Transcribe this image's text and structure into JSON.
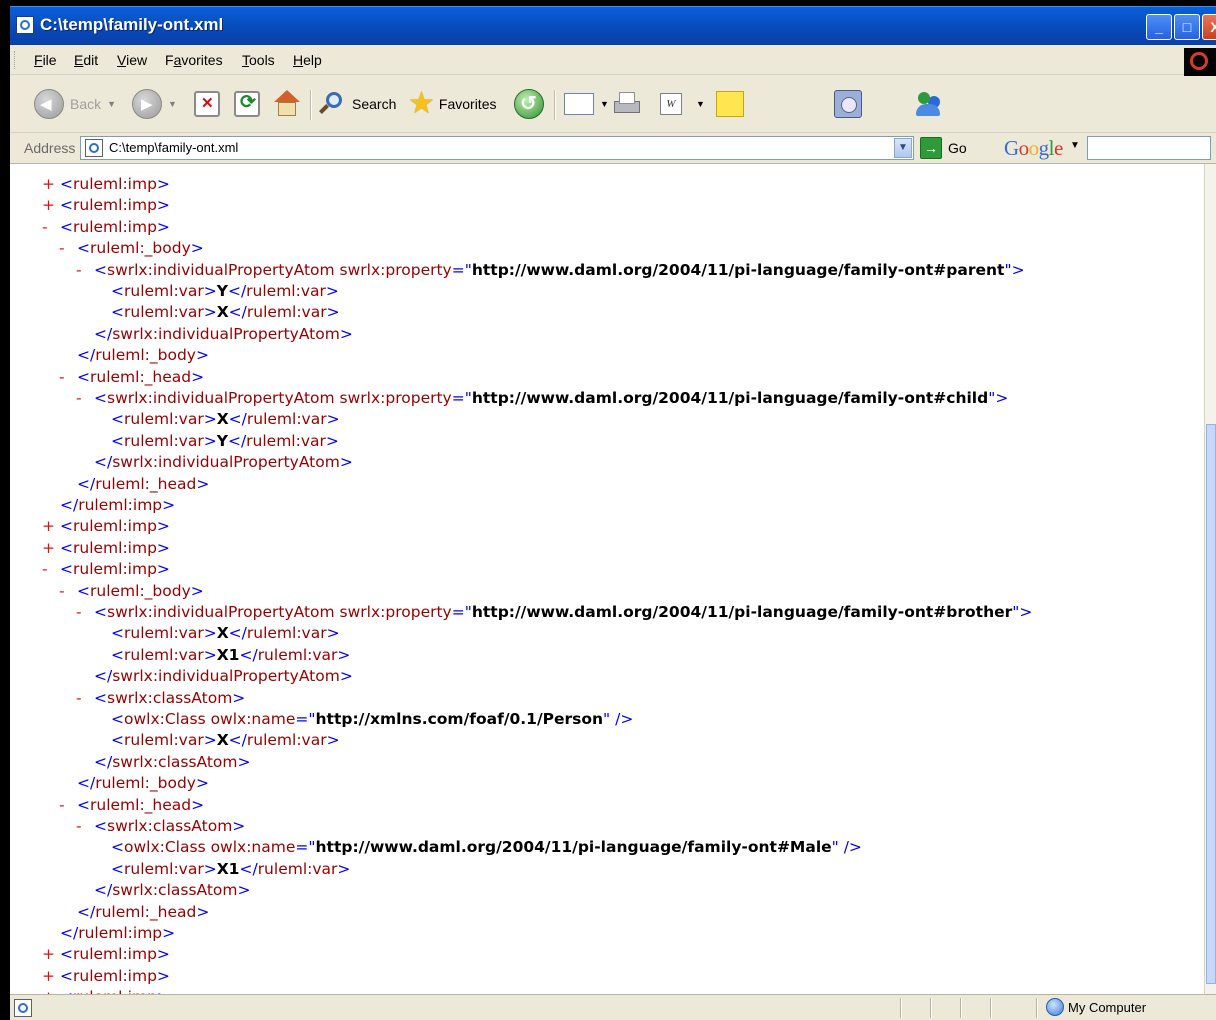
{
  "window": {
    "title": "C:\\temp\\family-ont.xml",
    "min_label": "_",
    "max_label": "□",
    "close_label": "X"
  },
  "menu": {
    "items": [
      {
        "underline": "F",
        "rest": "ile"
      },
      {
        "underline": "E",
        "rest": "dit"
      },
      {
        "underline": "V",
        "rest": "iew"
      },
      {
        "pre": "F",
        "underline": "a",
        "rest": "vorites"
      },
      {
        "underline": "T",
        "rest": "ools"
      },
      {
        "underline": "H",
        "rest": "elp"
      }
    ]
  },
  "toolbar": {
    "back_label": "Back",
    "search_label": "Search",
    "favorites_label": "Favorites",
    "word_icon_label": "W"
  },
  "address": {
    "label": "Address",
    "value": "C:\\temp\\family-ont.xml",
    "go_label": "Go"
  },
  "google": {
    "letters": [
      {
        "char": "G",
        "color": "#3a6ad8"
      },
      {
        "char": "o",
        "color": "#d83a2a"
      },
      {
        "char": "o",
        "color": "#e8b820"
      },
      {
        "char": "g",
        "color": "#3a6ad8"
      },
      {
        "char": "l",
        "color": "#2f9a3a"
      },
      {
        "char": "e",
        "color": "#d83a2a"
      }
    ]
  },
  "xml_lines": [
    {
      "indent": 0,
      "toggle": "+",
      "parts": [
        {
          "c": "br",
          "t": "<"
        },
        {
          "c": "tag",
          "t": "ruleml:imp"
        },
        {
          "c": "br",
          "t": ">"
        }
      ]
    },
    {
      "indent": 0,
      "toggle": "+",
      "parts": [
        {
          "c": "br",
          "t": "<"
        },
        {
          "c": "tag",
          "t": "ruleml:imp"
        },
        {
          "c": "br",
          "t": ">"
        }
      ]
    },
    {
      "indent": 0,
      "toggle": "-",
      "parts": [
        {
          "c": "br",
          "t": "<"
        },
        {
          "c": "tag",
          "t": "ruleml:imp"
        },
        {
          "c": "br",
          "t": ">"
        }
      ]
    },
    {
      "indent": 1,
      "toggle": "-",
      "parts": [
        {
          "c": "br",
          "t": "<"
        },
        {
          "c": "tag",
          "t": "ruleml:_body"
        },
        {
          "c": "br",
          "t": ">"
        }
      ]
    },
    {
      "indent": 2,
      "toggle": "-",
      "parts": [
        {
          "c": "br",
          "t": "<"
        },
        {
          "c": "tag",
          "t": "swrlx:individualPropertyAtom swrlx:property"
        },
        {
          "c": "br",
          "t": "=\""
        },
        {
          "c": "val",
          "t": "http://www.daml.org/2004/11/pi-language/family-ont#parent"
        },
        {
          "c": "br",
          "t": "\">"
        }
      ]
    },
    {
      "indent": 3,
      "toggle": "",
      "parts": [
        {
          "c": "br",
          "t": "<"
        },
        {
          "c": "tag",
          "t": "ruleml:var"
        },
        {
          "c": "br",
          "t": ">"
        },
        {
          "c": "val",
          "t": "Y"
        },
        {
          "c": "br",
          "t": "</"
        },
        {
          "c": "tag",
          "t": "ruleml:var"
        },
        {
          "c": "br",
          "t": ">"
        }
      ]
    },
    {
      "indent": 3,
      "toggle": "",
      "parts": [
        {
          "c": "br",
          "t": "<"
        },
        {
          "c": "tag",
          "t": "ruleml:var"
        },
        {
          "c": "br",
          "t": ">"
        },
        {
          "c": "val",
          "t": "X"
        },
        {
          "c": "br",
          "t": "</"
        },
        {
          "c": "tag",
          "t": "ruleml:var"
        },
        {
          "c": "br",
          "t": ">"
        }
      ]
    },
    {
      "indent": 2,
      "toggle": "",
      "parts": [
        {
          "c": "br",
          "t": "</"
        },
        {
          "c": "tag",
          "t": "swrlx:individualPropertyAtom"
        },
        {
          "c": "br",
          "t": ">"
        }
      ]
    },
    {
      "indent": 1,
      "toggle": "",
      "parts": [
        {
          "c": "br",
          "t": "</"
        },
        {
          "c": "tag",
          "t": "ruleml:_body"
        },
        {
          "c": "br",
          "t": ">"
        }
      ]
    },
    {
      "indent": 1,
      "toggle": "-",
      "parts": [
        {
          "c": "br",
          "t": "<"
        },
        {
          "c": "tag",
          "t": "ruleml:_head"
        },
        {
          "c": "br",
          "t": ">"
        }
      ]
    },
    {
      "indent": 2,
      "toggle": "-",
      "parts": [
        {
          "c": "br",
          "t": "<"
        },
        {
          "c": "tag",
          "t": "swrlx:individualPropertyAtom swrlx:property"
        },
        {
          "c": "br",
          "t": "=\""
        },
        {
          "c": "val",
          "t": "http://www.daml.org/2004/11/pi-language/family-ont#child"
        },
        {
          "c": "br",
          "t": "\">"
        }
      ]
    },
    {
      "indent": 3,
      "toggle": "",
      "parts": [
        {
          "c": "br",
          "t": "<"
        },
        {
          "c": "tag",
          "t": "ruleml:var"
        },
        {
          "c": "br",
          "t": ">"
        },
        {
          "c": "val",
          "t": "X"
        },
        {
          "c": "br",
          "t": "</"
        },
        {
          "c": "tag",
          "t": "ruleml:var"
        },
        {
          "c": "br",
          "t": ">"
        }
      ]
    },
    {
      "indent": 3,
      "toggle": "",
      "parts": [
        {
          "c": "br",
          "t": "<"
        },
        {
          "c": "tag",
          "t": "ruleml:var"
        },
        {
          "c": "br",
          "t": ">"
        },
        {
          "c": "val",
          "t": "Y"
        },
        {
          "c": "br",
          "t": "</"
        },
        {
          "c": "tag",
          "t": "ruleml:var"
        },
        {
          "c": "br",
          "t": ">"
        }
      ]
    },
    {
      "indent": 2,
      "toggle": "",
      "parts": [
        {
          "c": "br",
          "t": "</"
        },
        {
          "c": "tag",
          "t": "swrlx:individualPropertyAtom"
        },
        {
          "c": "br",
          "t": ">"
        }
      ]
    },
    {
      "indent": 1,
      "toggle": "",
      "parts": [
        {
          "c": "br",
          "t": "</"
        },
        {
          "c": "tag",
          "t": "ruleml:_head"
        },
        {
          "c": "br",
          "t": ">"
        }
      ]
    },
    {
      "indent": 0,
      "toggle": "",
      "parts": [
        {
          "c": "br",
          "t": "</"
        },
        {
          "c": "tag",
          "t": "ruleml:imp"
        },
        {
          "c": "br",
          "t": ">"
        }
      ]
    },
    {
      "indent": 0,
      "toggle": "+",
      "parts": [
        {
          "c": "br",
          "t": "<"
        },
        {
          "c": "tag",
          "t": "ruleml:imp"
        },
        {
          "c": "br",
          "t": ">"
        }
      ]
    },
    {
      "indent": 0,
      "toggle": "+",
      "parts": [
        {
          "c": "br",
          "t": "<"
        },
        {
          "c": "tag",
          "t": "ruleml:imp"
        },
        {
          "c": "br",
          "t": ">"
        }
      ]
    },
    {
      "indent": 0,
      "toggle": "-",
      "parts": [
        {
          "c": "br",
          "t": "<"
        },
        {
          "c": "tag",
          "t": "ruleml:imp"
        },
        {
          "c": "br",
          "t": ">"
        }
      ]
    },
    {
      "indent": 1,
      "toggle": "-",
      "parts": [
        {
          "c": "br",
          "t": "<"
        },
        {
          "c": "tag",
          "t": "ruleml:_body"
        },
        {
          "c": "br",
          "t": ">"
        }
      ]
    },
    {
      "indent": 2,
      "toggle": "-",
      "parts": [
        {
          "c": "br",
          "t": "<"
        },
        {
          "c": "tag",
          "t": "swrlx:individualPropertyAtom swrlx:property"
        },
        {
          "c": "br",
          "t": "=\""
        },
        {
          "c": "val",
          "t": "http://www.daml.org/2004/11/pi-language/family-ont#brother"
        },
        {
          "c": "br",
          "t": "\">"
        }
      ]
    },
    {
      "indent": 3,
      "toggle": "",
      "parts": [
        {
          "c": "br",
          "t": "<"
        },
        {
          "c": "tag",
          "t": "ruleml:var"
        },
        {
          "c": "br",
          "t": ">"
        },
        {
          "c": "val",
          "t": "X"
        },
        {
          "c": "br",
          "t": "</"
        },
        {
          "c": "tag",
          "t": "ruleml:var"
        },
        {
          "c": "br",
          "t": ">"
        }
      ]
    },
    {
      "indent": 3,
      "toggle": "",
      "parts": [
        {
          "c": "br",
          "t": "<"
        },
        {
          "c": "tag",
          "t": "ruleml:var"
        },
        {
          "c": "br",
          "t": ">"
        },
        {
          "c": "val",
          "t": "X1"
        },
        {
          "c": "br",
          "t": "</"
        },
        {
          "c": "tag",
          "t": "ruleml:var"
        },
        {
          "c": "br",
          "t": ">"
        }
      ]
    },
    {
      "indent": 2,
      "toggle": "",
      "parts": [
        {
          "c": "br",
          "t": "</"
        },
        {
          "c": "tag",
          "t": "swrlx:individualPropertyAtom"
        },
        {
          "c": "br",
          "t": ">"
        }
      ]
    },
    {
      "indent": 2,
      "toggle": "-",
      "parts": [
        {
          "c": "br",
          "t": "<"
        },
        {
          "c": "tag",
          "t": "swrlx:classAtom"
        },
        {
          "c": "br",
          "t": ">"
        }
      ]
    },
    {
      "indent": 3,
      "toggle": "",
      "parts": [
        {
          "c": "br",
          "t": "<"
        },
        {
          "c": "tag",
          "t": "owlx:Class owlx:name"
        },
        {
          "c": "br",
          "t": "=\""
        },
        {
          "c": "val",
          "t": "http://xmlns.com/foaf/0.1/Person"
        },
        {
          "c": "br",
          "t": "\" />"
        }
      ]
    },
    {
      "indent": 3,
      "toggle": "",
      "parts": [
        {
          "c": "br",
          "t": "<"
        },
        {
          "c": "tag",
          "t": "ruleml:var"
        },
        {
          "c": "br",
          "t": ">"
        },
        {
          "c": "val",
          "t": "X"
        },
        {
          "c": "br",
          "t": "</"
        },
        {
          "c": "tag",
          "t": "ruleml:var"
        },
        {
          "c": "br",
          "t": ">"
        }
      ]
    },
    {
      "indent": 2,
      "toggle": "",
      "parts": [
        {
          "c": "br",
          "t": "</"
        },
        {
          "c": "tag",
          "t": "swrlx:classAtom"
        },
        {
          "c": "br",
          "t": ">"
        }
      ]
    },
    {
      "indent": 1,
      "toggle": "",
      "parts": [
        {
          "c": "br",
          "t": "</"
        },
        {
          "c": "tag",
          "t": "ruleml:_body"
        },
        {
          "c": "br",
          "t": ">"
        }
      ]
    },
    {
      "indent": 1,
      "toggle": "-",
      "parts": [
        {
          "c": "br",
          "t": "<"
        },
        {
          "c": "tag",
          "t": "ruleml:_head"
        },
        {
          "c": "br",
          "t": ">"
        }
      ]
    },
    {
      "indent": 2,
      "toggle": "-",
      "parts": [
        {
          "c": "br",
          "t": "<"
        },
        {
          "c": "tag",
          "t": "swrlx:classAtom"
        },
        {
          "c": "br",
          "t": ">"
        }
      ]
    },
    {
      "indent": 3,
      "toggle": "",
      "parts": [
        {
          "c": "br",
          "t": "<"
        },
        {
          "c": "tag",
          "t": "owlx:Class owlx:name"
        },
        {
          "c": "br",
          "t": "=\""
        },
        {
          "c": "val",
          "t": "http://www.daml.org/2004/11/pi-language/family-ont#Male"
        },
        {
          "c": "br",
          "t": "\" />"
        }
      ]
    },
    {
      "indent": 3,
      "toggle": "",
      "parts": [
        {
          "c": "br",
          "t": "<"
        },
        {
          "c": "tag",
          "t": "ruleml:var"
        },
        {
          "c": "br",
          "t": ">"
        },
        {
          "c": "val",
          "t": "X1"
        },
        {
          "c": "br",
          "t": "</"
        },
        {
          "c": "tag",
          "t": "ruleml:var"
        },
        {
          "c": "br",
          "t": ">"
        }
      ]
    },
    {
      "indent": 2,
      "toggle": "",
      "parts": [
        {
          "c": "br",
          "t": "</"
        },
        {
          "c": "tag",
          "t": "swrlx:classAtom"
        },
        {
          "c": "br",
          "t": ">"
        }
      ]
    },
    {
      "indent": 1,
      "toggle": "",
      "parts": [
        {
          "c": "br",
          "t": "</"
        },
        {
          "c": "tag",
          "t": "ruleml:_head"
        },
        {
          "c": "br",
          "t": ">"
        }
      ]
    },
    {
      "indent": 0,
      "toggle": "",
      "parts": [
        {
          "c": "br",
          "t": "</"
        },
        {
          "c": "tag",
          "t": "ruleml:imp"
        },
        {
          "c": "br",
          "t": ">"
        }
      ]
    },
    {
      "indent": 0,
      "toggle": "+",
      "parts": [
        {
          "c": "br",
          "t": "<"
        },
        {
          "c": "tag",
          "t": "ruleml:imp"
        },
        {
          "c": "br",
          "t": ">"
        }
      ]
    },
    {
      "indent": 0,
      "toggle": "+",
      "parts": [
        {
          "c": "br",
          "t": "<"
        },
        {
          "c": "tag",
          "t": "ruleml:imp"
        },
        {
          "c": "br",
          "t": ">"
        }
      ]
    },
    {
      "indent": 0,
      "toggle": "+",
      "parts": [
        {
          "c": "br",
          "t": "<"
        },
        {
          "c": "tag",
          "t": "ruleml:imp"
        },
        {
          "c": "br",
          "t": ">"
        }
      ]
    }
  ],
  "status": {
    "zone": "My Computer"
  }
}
------------------------
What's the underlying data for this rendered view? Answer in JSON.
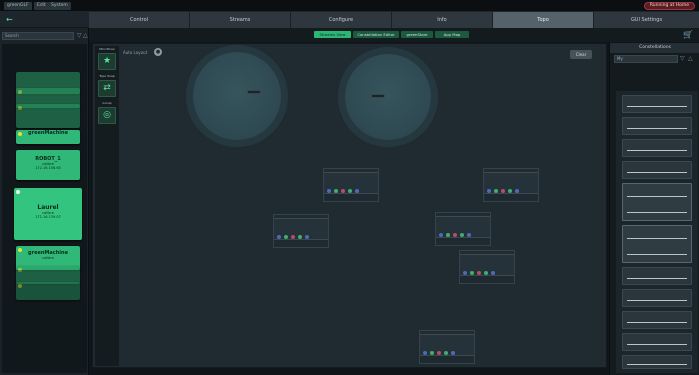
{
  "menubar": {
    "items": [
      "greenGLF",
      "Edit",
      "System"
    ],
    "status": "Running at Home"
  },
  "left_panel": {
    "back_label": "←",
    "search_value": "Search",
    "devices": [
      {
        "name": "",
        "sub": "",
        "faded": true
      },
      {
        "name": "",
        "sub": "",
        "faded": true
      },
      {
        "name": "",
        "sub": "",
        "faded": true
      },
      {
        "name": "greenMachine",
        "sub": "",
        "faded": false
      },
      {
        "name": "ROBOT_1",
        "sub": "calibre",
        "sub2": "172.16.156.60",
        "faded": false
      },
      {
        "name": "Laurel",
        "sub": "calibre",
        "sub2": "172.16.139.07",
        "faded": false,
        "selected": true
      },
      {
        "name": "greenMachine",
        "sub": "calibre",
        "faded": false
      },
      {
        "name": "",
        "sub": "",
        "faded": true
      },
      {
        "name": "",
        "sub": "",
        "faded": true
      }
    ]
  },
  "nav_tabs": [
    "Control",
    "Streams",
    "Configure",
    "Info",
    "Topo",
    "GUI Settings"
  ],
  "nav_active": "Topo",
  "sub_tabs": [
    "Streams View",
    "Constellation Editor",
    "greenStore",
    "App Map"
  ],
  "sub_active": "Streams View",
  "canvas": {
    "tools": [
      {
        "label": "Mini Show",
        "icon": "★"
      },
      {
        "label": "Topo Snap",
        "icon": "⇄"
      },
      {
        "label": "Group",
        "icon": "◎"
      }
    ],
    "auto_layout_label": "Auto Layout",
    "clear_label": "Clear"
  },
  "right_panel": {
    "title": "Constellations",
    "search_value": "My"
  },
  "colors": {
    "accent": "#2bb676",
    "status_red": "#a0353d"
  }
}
------------------------
** THE TASK **
For each line of the entries that includes "daml", show that line.

** OUTPUT BELOW **
          "t": "http://www.daml.org/2004/11/pi-language/family-ont#parent"
          "t": "http://www.daml.org/2004/11/pi-language/family-ont#child"
          "t": "http://www.daml.org/2004/11/pi-language/family-ont#brother"
          "t": "http://www.daml.org/2004/11/pi-language/family-ont#Male"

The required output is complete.